### SELECTED EXTRACT
********************

This locomotive came into existence during the 1950s when the Dk, Ds and Dg locos were upgraded to motors of the same type as in Da. Many of the engines also lost their gangway connections. In this rebuilding the difference between passenger and freight locos disappeared, since they now were capable of 100 km/h. The Du became a universal locomotive, though in the end it was mainly used for freight trains. It disappeared from service in 1977, with the dismantle of the wooden locos, while the steel units were rebuilt to Du2. 244 of the D units have had the Du designation.

===Du2===
To use the D-series in the same pool as the Rc locomotives, the Dus were upgraded with multiple operation capabilities, so they could operate as double locomotives. This rebuilding started in 1967 and was concluded in 1976. 162 D-locos were rebuilt to Du2s. It was the last type in service until 1993, ending 63 years of service for D locomotives. The oldest unit in service had an age of 55 years.

===Special versions===
Three locomotives were built or rebuilt as experimental prototypes. These were Dr No. 415, a 1937 Dk modified before delivery to test higher speeds, 1944 modified to a normal Dk; Df, later Dr No. 208, rebuilt in 1948-9 with new motors and control systems and eventually the discarded equipment from No. 415; and Dg2 No 146 rebuilt with a fourth coupled axle and new control equipment after a collision in 1948.

********************

### STUDY QUESTIONS
1. List the locomotive numbers that the passage on D-series locomotives gives for the three experimental prototypes.
2. Reproduce the part of the passage on D-series locomotives starting with "This locomotive came" and going on through "the Du designation.".

********************

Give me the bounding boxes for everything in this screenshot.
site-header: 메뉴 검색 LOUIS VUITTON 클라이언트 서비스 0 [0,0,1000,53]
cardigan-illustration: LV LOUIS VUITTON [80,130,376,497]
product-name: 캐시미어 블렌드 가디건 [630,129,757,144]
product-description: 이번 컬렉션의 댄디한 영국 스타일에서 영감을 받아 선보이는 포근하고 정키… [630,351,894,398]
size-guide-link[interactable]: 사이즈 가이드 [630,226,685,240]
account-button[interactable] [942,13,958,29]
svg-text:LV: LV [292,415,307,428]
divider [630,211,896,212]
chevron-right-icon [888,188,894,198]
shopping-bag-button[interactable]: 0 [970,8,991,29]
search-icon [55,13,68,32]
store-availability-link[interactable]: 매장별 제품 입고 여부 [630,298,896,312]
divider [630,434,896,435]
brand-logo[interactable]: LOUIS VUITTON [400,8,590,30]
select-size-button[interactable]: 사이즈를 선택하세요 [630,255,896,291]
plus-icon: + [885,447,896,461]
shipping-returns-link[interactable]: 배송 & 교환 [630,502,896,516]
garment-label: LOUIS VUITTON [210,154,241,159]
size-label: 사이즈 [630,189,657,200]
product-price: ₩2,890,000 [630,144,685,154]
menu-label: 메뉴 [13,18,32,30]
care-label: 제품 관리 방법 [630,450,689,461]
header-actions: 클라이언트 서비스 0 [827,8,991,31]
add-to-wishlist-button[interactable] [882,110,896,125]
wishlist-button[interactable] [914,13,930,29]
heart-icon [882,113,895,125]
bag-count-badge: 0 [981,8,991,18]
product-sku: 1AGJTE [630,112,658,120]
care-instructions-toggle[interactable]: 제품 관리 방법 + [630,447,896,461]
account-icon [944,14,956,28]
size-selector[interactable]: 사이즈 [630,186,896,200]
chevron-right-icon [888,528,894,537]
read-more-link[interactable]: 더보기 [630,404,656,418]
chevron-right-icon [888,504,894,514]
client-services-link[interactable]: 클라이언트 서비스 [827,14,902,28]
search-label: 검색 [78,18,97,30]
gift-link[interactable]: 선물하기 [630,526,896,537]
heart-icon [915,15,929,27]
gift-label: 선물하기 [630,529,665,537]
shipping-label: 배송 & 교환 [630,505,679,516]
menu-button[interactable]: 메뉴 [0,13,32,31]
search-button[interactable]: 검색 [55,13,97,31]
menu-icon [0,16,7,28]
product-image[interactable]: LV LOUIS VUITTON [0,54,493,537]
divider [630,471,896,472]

********************

### TASK-BY-TASK OUTPUTS
1. 415, 208, 146

2.
This locomotive came into existence during the 1950s when the Dk, Ds and Dg locos were upgraded to motors of the same type as in Da. Many of the engines also lost their gangway connections. In this rebuilding the difference between passenger and freight locos disappeared, since they now were capable of 100 km/h. The Du became a universal locomotive, though in the end it was mainly used for freight trains. It disappeared from service in 1977, with the dismantle of the wooden locos, while the steel units were rebuilt to Du2. 244 of the D units have had the Du designation.